Extract each line holding the word "企业会计准则" from the entries.

[Dataset entries]
* * *

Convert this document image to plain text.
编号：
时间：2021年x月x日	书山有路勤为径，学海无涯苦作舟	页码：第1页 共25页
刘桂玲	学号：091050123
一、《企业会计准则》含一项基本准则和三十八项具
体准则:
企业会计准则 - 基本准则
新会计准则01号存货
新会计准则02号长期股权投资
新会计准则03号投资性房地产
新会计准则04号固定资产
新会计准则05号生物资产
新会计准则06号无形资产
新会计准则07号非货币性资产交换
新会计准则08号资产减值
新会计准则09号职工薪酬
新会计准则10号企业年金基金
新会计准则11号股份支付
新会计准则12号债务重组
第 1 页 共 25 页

* * *

WORKED ANSWER:
一、《企业会计准则》含一项基本准则和三十八项具
企业会计准则 - 基本准则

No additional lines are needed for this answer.